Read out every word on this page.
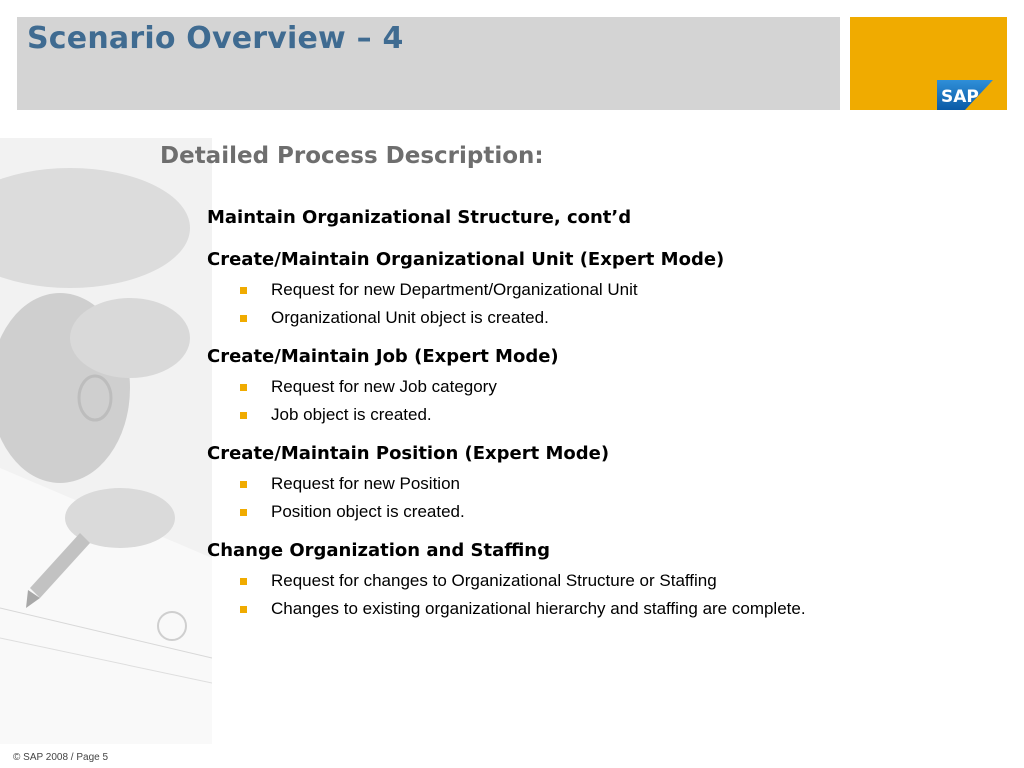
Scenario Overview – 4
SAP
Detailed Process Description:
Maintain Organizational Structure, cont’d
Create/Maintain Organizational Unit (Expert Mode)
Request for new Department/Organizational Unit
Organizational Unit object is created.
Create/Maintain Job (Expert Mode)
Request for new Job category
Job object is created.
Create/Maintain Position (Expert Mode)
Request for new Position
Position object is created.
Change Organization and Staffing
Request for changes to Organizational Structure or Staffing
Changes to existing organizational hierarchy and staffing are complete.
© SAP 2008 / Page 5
++++++
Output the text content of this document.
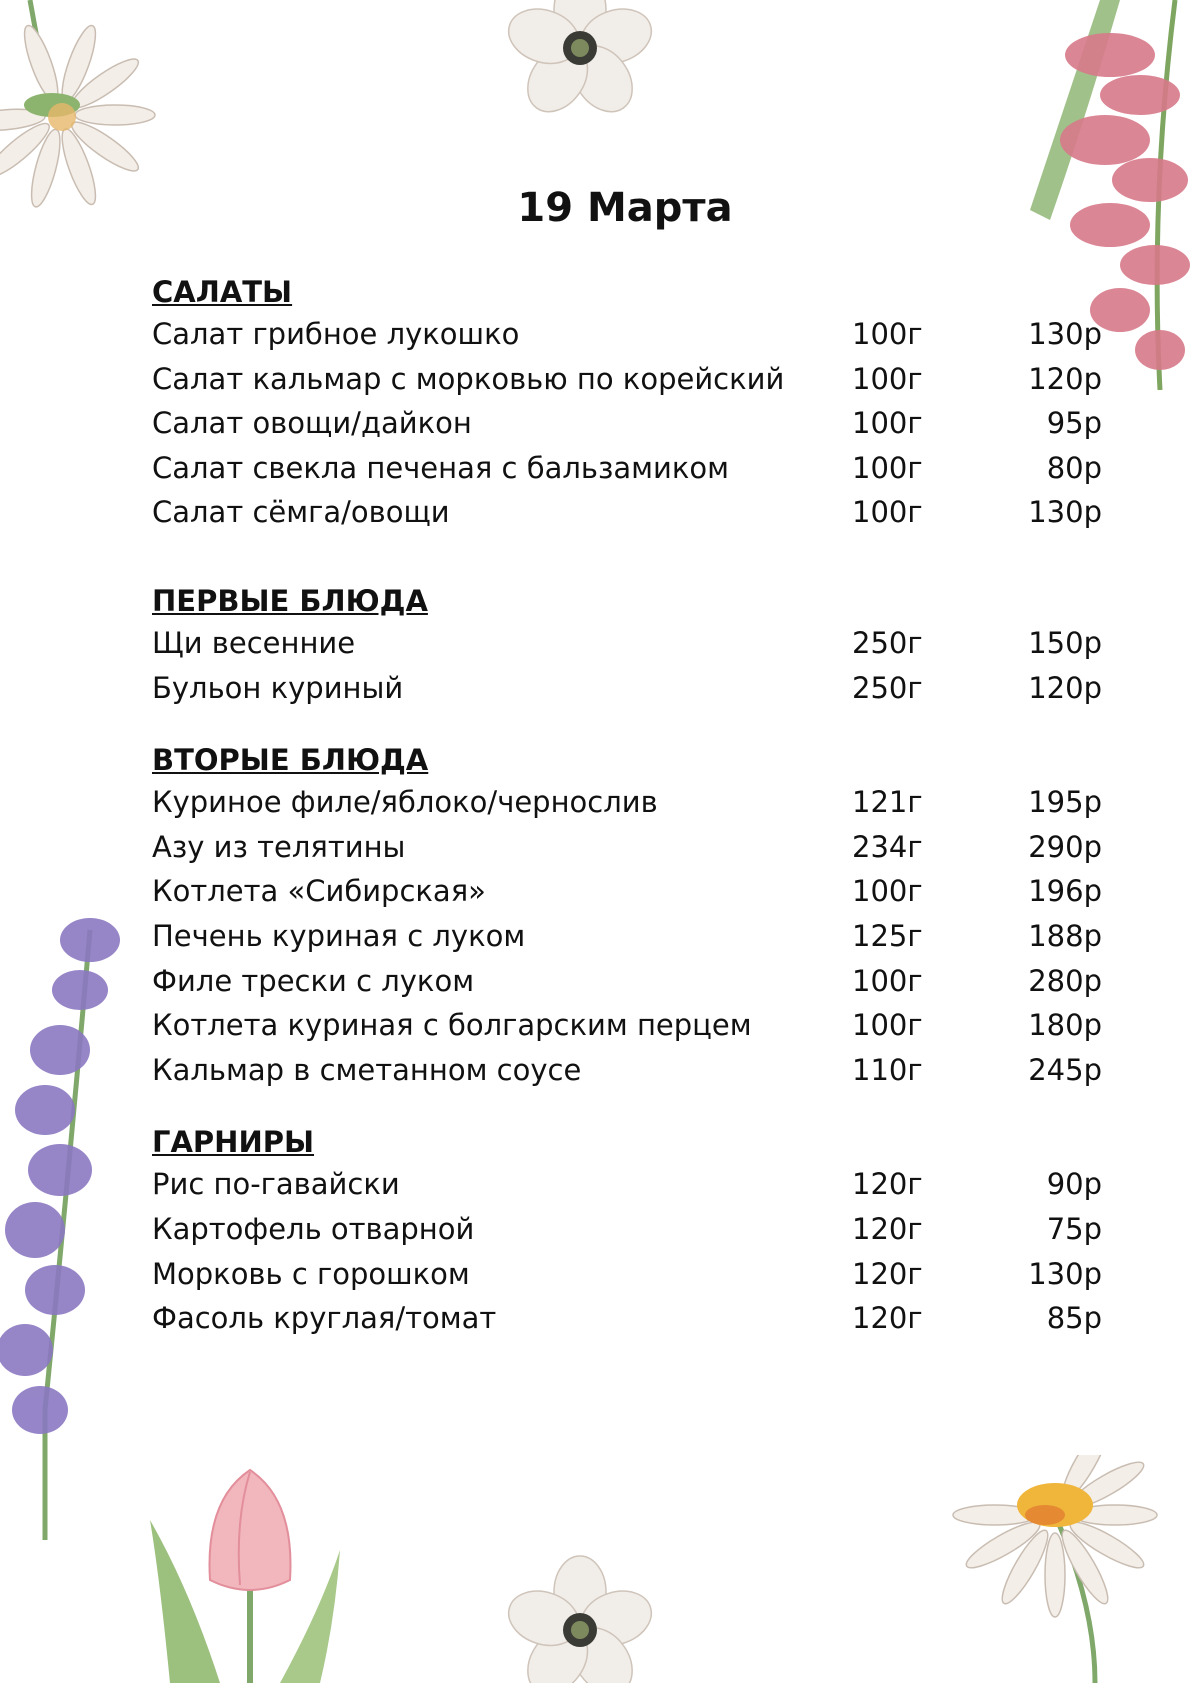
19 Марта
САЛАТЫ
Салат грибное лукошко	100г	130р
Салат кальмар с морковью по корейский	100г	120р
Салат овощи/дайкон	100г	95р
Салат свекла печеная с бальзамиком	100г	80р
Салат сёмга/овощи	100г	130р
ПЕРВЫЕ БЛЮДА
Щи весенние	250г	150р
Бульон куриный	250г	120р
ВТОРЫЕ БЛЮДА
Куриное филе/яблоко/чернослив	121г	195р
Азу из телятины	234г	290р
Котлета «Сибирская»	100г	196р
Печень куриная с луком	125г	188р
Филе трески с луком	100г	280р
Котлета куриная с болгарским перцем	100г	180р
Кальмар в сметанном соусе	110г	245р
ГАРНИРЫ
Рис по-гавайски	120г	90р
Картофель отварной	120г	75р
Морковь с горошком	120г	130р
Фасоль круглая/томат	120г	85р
++++++
- YOUR TASK:
Above are some records. Report the number of their lines that include "created", and add nothing else.

- SOLUTION TO THE EXERCISE:
3